Selected extract:
Item 5.02 Departure of Directors or Certain Officers; Election of Directors;

Appointment of Certain Officers; Compensatory Arrangements of Certain

Officers.

As described under Item 5.07 of this Current Report on Form 8-K, on June 22, 2022, at the 2022 Annual General Meeting of Shareholders (the "Annual General Meeting") of Zai Lab Limited (the "Company"), the Company's shareholders approved the Zai Lab Limited 2022 Equity Incentive Plan (the "2022 Plan"), which was previously approved by the Company's Board of Directors (the "Board of Directors"), conditioned on and subject to the dual-primary listing of the Company on the Main Board of The Stock Exchange of Hong Kong Limited (the "Hong Kong Stock Exchange") becoming effective. The 2022 Plan is intended to replace the Zai Lab Limited 2017 Equity Incentive Plan (the "2017 Plan") and is substantially similar to the 2017 Plan, but reflects changes (i) to increase the number of shares reserved for issuance under our equity incentive plans, (ii) required or recommended by the Hong Kong Stock Exchange in connection with the Company's conversion to dual-primary listing status on the Hong Kong Stock Exchange, (iii) in connection with the recent share subdivision approved by the Company's shareholders and effected as of March 30, 2022, and (iv) in connection with updates to the U.S. Internal Revenue Code of 1986, as amended.

The problem:
Pick up the Form 8-K excerpt on Zai Lab's 2022 Equity Incentive Plan after its final sentence and keep writing it. The material after this point comes from a separate, unrelated source.

Dataset content:
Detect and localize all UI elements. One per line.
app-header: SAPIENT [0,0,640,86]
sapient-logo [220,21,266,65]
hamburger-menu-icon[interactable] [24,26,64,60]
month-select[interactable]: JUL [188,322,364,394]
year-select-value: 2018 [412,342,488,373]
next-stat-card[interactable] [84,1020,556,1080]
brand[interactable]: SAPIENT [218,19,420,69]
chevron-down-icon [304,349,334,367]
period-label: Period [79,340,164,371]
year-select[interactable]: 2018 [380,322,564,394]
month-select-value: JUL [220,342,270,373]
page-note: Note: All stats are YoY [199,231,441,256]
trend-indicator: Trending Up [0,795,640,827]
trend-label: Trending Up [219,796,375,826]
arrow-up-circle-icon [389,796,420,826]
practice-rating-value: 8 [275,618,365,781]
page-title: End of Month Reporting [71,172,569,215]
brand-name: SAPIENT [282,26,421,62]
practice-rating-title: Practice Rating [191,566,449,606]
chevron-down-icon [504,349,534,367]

Written response:
The 2022 Plan will become effective following the dual-primary listing of the Company on the Main Board of the Hong Kong Stock Exchange becoming effective, following which time no new grants will be made under the 2017 Plan or the Zai Lab Limited 2015 Omnibus Equity Incentive Plan (the "2015 Plan"). Awards already granted under the 2017 Plan or the 2015 Plan will remain in full force and effect pursuant to the terms and conditions of the 2017 Plan and 2015 Plan, respectively, as if the 2017 Plan and 2015 Plan had not been amended or terminated. The 2022 Plan will be subject to the requirements under Chapter 17 of the Rules Governing the Listing of Securities on The Stock Exchange of Hong Kong Limited ("HK Listing Rules"). The Company's officers and directors are among the persons eligible to receive awards under the 2022 Plan in accordance with the terms and conditions thereunder.

Additional information about the 2022 Plan is included in the Company's definitive proxy statement for the Annual General Meeting filed with the Securities and Exchange Commission on May 2, 2022 (the "Proxy Statement") under the caption "Proposal 11: Approval of the Zai Lab Limited 2022 Equity Incentive Plan, Conditioned on and Subject to the Dual-primary Listing of the Company on the Main Board of the Hong Kong Stock Exchange Becoming Effective," which summary is incorporated herein by reference. The foregoing description of the 2022 Plan is qualified by reference to the full text of the 2022 Plan, a copy of which is filed herewith as Exhibit 10.1 and is incorporated herein by reference.

Item 5.03 Amendments to Articles of Incorporation or Bylaws; Change in Fiscal

Year.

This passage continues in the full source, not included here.